_Required work_:
Repeat the material below exactly, line for line.

_Given data_:
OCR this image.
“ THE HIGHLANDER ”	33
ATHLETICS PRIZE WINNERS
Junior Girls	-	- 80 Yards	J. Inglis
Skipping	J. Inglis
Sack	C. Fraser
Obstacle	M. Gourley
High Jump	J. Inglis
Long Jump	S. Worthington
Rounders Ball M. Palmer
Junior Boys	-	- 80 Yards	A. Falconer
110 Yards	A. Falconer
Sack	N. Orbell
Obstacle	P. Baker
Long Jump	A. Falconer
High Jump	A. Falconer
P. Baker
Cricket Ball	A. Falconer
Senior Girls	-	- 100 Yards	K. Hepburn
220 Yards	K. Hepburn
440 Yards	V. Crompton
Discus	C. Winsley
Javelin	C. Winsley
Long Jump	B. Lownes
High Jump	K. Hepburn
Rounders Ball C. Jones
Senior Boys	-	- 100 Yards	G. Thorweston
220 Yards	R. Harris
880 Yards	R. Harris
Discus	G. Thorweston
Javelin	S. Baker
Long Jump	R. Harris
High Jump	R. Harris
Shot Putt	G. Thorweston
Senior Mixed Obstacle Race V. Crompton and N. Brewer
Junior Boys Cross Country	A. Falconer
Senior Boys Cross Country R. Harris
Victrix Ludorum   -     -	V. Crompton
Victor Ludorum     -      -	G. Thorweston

_Expected answer_:
OCR this image.
“ THE HIGHLANDER ”	33
ATHLETICS PRIZE WINNERS
Junior Girls	-	- 80 Yards	J. Inglis
Skipping	J. Inglis
Sack	C. Fraser
Obstacle	M. Gourley
High Jump	J. Inglis
Long Jump	S. Worthington
Rounders Ball M. Palmer
Junior Boys	-	- 80 Yards	A. Falconer
110 Yards	A. Falconer
Sack	N. Orbell
Obstacle	P. Baker
Long Jump	A. Falconer
High Jump	A. Falconer
P. Baker
Cricket Ball	A. Falconer
Senior Girls	-	- 100 Yards	K. Hepburn
220 Yards	K. Hepburn
440 Yards	V. Crompton
Discus	C. Winsley
Javelin	C. Winsley
Long Jump	B. Lownes
High Jump	K. Hepburn
Rounders Ball C. Jones
Senior Boys	-	- 100 Yards	G. Thorweston
220 Yards	R. Harris
880 Yards	R. Harris
Discus	G. Thorweston
Javelin	S. Baker
Long Jump	R. Harris
High Jump	R. Harris
Shot Putt	G. Thorweston
Senior Mixed Obstacle Race V. Crompton and N. Brewer
Junior Boys Cross Country	A. Falconer
Senior Boys Cross Country R. Harris
Victrix Ludorum   -     -	V. Crompton
Victor Ludorum     -      -	G. Thorweston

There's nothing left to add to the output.